** Start of Provided records **
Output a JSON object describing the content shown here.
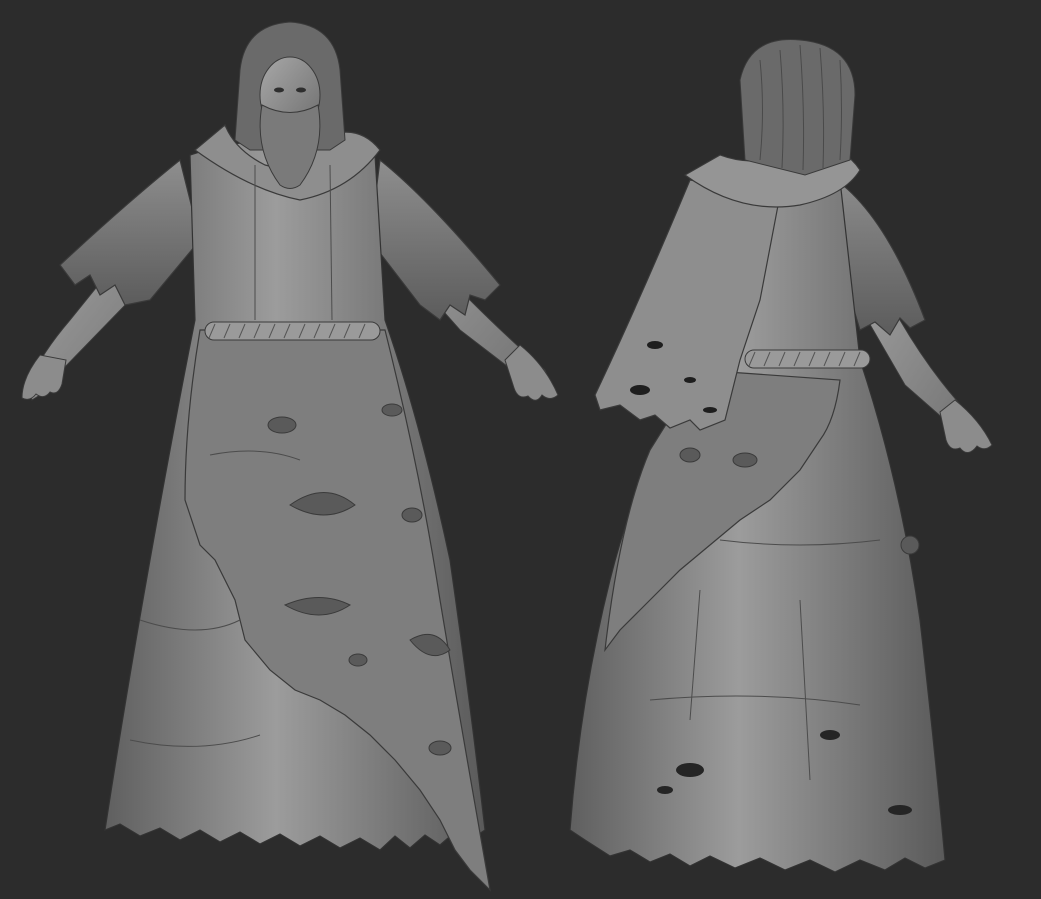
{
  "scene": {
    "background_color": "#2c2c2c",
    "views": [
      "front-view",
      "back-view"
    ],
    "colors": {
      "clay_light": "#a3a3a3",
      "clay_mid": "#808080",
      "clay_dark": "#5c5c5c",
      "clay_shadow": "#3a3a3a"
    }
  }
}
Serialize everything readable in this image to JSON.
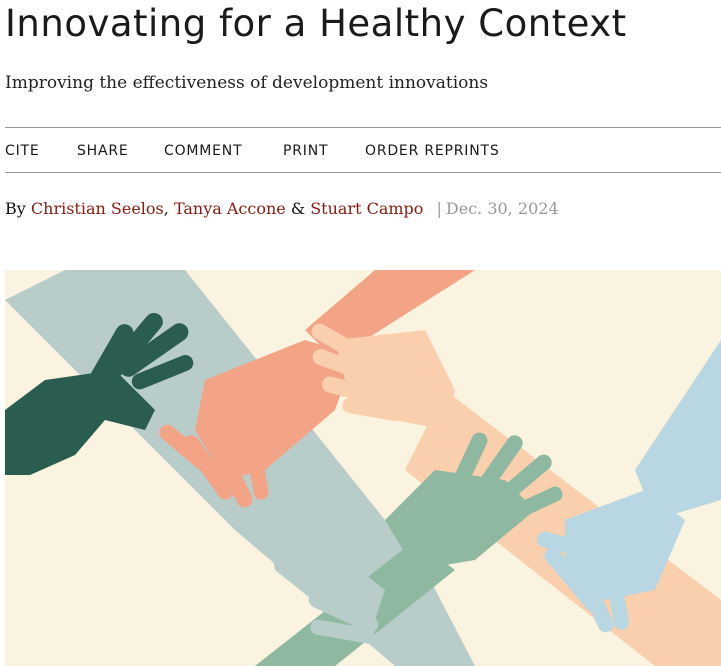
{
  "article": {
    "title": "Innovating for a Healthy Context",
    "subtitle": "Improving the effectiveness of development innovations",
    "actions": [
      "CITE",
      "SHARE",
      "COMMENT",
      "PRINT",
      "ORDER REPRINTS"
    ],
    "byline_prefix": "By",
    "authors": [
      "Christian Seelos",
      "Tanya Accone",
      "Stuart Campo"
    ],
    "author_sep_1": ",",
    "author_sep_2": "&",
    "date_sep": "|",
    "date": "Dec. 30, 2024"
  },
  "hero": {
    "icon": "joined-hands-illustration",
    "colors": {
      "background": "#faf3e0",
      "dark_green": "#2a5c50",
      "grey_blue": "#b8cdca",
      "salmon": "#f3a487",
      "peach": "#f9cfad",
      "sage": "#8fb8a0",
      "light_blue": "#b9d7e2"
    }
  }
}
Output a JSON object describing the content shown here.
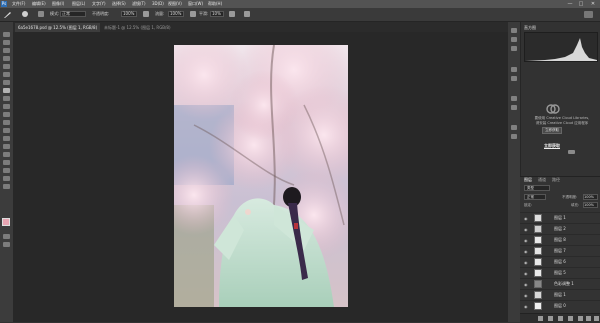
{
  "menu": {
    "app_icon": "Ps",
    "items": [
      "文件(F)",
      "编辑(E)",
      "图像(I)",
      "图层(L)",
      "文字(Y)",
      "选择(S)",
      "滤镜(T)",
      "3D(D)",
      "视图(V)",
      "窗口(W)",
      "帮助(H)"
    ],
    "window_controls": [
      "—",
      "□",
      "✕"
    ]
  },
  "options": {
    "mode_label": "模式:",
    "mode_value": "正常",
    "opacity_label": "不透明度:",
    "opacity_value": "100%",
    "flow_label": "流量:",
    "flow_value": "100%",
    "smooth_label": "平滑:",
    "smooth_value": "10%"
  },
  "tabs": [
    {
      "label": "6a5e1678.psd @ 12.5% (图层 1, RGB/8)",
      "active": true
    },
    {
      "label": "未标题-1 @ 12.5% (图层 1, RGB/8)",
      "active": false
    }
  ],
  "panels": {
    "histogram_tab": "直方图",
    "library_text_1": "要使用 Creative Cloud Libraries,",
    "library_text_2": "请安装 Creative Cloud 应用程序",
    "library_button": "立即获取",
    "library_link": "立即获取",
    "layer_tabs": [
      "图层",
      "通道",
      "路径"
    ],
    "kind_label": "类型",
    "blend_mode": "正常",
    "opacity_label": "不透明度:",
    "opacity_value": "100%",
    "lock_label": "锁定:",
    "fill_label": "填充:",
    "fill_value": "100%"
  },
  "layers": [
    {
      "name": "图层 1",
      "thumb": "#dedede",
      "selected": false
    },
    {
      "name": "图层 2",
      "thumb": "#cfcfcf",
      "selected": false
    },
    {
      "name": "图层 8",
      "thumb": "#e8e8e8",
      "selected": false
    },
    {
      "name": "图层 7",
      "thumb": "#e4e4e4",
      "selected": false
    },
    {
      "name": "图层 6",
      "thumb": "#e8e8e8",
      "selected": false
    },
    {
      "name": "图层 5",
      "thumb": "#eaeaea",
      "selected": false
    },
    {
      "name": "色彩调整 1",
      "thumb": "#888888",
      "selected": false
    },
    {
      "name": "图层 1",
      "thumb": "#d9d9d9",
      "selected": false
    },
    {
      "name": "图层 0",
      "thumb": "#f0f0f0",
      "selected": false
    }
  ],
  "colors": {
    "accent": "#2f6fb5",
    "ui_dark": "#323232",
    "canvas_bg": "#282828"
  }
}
** End of Provided records **
** Start of Provided records **
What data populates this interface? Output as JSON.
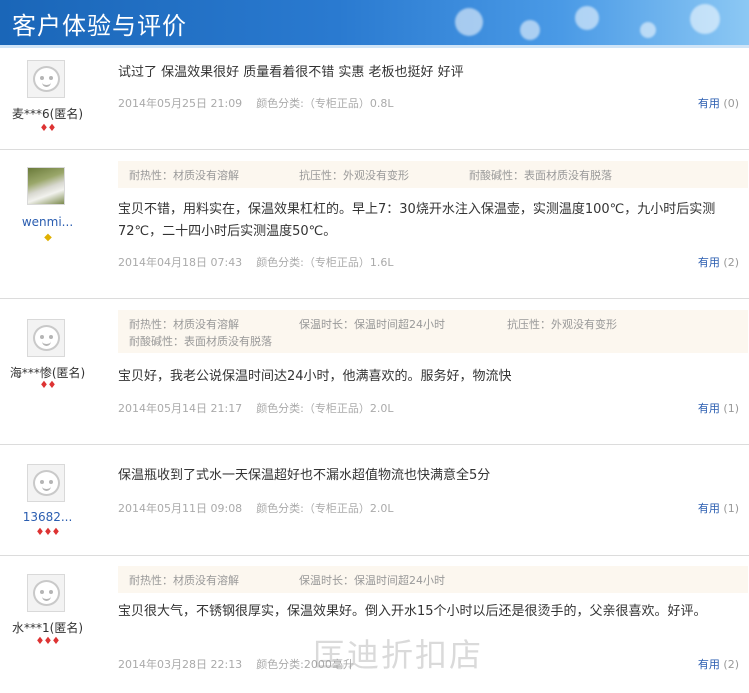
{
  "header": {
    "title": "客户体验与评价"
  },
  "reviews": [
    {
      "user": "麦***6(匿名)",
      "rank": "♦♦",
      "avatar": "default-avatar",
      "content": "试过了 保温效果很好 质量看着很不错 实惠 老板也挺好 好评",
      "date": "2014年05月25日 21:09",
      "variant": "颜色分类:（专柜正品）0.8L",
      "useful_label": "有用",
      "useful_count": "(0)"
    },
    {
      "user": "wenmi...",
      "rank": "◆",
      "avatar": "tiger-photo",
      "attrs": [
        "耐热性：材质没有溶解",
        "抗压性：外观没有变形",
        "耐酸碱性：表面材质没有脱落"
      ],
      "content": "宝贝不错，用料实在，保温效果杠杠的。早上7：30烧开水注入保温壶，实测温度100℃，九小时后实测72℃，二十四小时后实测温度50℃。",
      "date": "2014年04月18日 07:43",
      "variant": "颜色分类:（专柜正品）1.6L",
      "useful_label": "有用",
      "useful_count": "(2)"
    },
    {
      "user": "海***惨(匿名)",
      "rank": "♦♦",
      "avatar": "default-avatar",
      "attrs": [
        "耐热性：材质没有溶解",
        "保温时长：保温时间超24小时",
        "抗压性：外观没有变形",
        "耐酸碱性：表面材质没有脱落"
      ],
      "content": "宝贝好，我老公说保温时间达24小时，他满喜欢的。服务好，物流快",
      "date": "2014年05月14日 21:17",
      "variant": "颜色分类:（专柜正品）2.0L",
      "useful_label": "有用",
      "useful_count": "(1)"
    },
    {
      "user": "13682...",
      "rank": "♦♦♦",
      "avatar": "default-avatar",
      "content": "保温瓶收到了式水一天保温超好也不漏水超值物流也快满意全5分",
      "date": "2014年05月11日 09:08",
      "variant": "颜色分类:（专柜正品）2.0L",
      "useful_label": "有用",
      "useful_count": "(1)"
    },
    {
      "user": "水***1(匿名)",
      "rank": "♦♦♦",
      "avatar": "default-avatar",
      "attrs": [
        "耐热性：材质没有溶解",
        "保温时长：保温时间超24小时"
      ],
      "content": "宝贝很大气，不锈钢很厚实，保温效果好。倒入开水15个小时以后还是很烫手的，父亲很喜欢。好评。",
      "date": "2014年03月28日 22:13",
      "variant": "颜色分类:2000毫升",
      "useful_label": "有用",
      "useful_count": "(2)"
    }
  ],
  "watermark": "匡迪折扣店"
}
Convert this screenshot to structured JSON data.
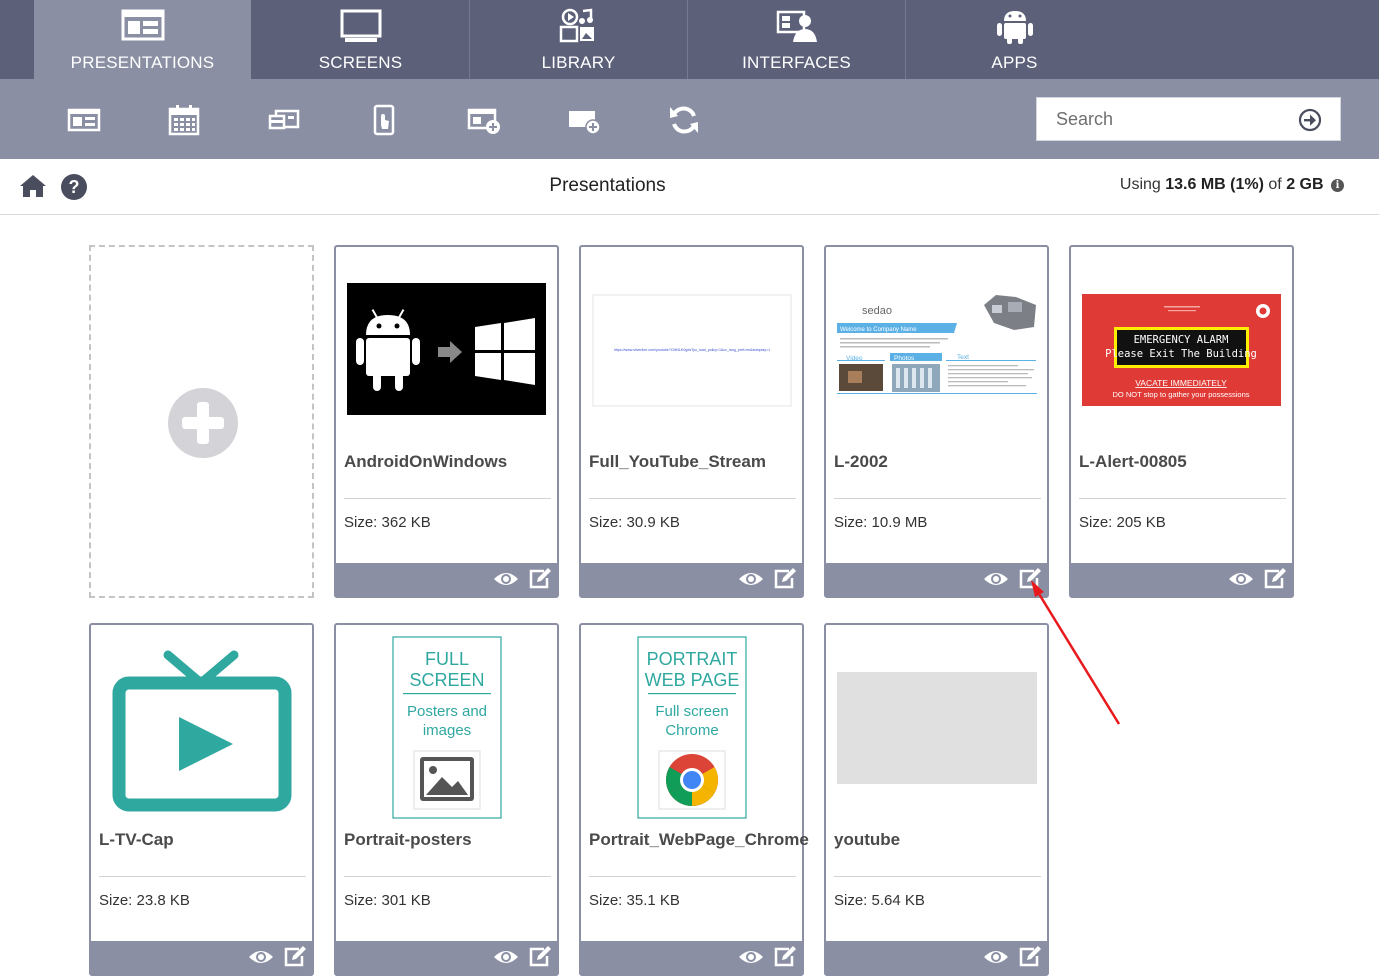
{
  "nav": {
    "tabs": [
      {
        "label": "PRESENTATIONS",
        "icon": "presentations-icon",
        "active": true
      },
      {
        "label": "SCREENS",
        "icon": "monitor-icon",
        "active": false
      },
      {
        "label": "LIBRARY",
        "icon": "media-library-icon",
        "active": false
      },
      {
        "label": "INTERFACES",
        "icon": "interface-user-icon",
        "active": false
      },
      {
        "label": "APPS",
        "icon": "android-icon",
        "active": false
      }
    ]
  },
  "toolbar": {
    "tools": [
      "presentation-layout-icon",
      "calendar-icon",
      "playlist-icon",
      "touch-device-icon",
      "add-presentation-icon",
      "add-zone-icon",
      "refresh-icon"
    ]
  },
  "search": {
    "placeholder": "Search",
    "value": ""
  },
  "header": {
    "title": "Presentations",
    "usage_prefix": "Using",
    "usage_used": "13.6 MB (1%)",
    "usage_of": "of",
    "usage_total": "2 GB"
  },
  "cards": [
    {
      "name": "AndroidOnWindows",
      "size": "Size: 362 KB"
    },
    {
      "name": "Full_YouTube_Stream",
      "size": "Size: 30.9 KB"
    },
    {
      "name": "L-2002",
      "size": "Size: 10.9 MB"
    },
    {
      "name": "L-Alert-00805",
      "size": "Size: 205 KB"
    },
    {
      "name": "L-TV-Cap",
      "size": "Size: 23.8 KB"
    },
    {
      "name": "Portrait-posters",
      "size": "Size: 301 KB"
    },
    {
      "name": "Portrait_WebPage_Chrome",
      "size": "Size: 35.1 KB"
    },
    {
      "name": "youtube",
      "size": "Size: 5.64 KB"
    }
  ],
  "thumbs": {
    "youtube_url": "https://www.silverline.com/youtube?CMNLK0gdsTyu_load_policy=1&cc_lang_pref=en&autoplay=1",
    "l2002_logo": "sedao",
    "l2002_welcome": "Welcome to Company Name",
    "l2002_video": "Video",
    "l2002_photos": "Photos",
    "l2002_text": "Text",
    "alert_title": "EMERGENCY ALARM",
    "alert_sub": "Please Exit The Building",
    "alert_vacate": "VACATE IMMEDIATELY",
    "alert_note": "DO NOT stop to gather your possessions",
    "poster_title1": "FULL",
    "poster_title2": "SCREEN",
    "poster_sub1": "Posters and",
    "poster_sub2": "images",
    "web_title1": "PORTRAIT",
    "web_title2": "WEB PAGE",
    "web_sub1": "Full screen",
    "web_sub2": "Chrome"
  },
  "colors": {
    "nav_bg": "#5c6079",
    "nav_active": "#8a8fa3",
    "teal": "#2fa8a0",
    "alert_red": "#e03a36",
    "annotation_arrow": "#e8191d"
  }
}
** End of Provided records **
** Start of Provided records **
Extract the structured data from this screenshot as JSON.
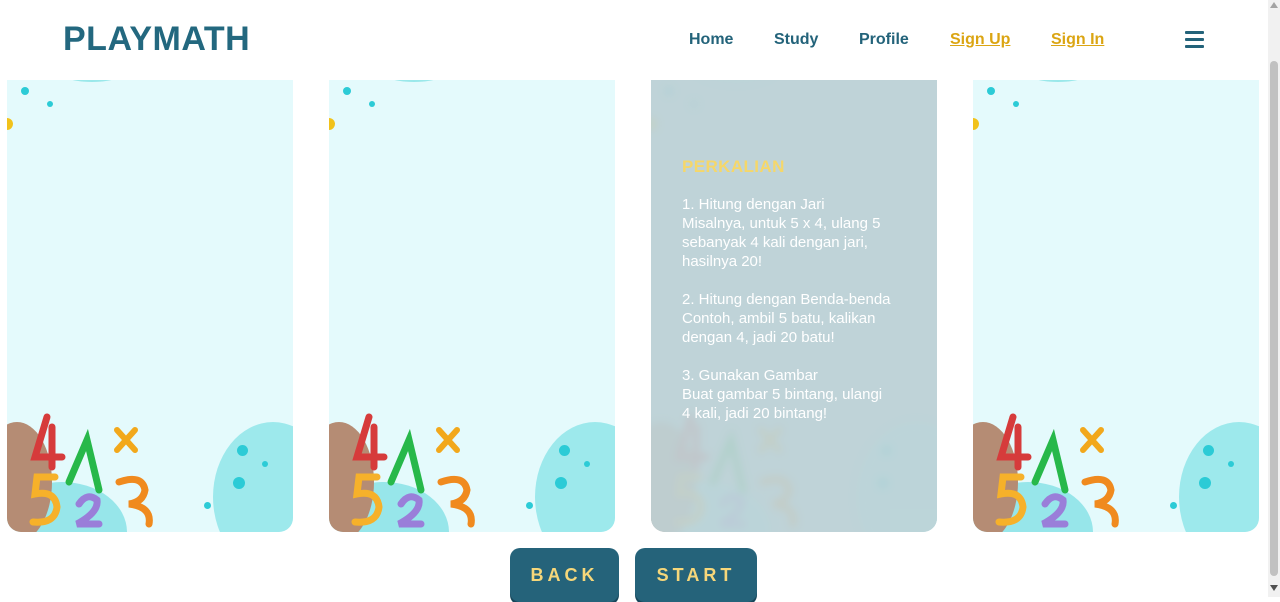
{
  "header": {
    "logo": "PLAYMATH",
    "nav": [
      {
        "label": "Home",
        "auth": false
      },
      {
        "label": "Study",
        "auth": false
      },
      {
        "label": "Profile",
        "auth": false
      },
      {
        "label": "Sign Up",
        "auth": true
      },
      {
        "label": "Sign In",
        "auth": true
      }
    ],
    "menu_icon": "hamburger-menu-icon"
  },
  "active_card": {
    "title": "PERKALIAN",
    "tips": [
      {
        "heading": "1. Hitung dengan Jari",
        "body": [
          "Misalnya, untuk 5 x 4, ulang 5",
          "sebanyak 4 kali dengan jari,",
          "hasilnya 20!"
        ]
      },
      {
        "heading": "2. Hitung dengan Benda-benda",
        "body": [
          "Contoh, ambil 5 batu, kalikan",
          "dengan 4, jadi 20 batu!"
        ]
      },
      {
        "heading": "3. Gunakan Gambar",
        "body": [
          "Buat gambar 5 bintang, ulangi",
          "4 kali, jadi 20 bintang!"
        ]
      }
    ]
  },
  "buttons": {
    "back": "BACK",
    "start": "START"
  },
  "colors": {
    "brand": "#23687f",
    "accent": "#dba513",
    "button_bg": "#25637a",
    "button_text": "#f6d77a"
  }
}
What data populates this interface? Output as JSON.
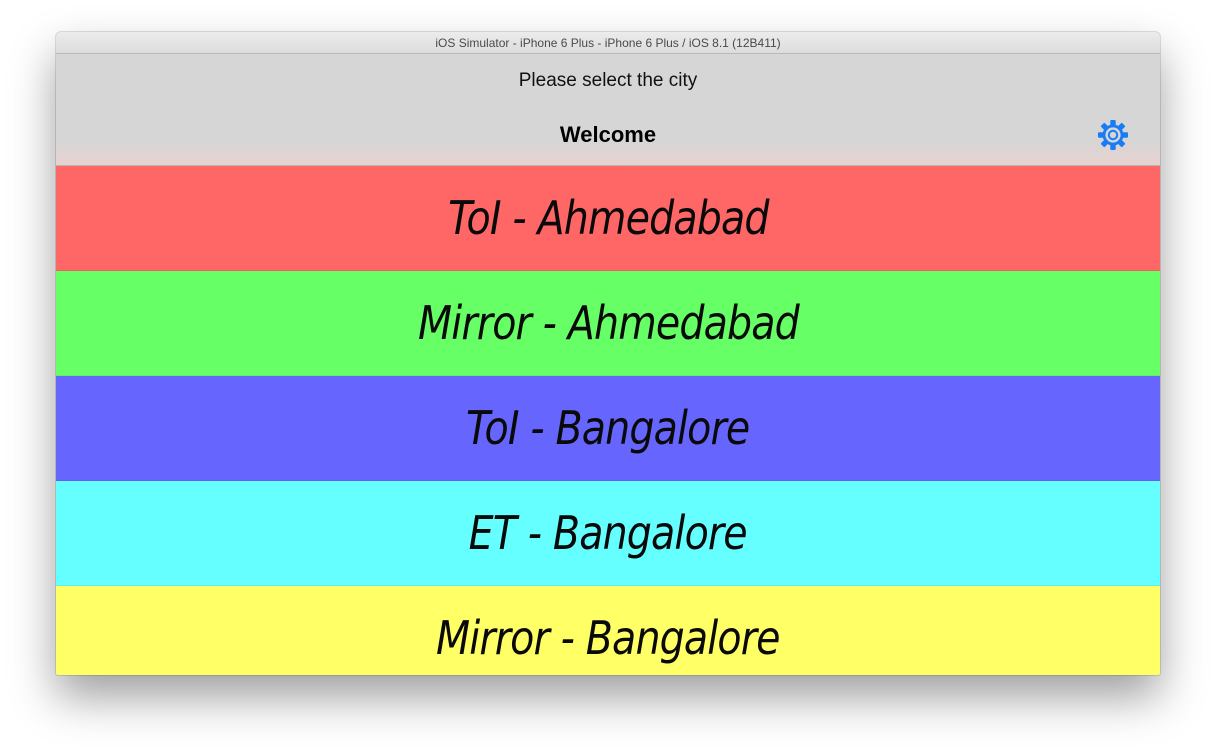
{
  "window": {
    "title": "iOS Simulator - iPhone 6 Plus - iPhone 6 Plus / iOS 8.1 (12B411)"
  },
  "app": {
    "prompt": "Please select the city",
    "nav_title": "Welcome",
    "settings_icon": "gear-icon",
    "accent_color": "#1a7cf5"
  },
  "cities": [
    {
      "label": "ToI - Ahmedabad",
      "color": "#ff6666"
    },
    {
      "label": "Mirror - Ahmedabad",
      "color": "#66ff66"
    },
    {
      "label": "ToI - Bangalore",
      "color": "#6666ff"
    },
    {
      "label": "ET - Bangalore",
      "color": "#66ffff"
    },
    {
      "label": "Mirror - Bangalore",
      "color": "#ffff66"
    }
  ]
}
** End of Provided records **
**Task to complete:**
Of all the lines above, how many contain "Please"? Give the number and nothing more.

**Right answer:**
2